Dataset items
□ □ □ □

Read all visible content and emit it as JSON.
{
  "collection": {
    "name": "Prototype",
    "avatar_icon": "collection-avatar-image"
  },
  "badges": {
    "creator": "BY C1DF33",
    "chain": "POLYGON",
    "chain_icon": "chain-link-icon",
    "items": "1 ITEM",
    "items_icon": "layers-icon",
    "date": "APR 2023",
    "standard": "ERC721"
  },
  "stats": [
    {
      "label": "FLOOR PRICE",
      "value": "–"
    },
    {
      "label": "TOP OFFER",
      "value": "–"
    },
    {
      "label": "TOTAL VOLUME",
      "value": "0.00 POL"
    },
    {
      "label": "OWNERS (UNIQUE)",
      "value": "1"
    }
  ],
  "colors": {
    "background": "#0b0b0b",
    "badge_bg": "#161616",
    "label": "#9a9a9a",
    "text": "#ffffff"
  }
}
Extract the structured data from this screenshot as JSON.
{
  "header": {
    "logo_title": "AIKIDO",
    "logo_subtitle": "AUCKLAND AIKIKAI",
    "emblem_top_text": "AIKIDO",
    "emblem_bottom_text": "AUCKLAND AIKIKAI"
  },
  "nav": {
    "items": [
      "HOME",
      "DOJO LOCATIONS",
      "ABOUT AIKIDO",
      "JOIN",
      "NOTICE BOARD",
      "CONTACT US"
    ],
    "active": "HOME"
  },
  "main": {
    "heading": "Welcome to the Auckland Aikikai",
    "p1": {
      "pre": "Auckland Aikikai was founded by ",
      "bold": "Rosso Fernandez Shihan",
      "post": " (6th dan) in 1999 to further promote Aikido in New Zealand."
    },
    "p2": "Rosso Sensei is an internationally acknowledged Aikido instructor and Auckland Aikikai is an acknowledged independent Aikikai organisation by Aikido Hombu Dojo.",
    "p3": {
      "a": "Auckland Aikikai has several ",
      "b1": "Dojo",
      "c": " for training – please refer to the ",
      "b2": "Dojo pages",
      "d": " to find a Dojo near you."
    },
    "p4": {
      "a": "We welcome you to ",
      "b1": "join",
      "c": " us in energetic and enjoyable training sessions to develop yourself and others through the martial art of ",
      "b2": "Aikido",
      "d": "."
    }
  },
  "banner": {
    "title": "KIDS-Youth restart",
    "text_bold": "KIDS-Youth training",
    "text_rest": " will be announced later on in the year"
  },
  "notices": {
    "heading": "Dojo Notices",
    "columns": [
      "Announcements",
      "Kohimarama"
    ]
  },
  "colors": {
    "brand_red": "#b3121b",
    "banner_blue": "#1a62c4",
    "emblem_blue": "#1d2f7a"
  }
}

□ □ □ □

> [Task requirements] Transcribe every entry exactly.

> [Full output]
Read all visible content and emit it as JSON.
{
  "collection": {
    "name": "Prototype",
    "avatar_icon": "collection-avatar-image"
  },
  "badges": {
    "creator": "BY C1DF33",
    "chain": "POLYGON",
    "chain_icon": "chain-link-icon",
    "items": "1 ITEM",
    "items_icon": "layers-icon",
    "date": "APR 2023",
    "standard": "ERC721"
  },
  "stats": [
    {
      "label": "FLOOR PRICE",
      "value": "–"
    },
    {
      "label": "TOP OFFER",
      "value": "–"
    },
    {
      "label": "TOTAL VOLUME",
      "value": "0.00 POL"
    },
    {
      "label": "OWNERS (UNIQUE)",
      "value": "1"
    }
  ],
  "colors": {
    "background": "#0b0b0b",
    "badge_bg": "#161616",
    "label": "#9a9a9a",
    "text": "#ffffff"
  }
}
Extract the structured data from this screenshot as JSON.
{
  "header": {
    "logo_title": "AIKIDO",
    "logo_subtitle": "AUCKLAND AIKIKAI",
    "emblem_top_text": "AIKIDO",
    "emblem_bottom_text": "AUCKLAND AIKIKAI"
  },
  "nav": {
    "items": [
      "HOME",
      "DOJO LOCATIONS",
      "ABOUT AIKIDO",
      "JOIN",
      "NOTICE BOARD",
      "CONTACT US"
    ],
    "active": "HOME"
  },
  "main": {
    "heading": "Welcome to the Auckland Aikikai",
    "p1": {
      "pre": "Auckland Aikikai was founded by ",
      "bold": "Rosso Fernandez Shihan",
      "post": " (6th dan) in 1999 to further promote Aikido in New Zealand."
    },
    "p2": "Rosso Sensei is an internationally acknowledged Aikido instructor and Auckland Aikikai is an acknowledged independent Aikikai organisation by Aikido Hombu Dojo.",
    "p3": {
      "a": "Auckland Aikikai has several ",
      "b1": "Dojo",
      "c": " for training – please refer to the ",
      "b2": "Dojo pages",
      "d": " to find a Dojo near you."
    },
    "p4": {
      "a": "We welcome you to ",
      "b1": "join",
      "c": " us in energetic and enjoyable training sessions to develop yourself and others through the martial art of ",
      "b2": "Aikido",
      "d": "."
    }
  },
  "banner": {
    "title": "KIDS-Youth restart",
    "text_bold": "KIDS-Youth training",
    "text_rest": " will be announced later on in the year"
  },
  "notices": {
    "heading": "Dojo Notices",
    "columns": [
      "Announcements",
      "Kohimarama"
    ]
  },
  "colors": {
    "brand_red": "#b3121b",
    "banner_blue": "#1a62c4",
    "emblem_blue": "#1d2f7a"
  }
}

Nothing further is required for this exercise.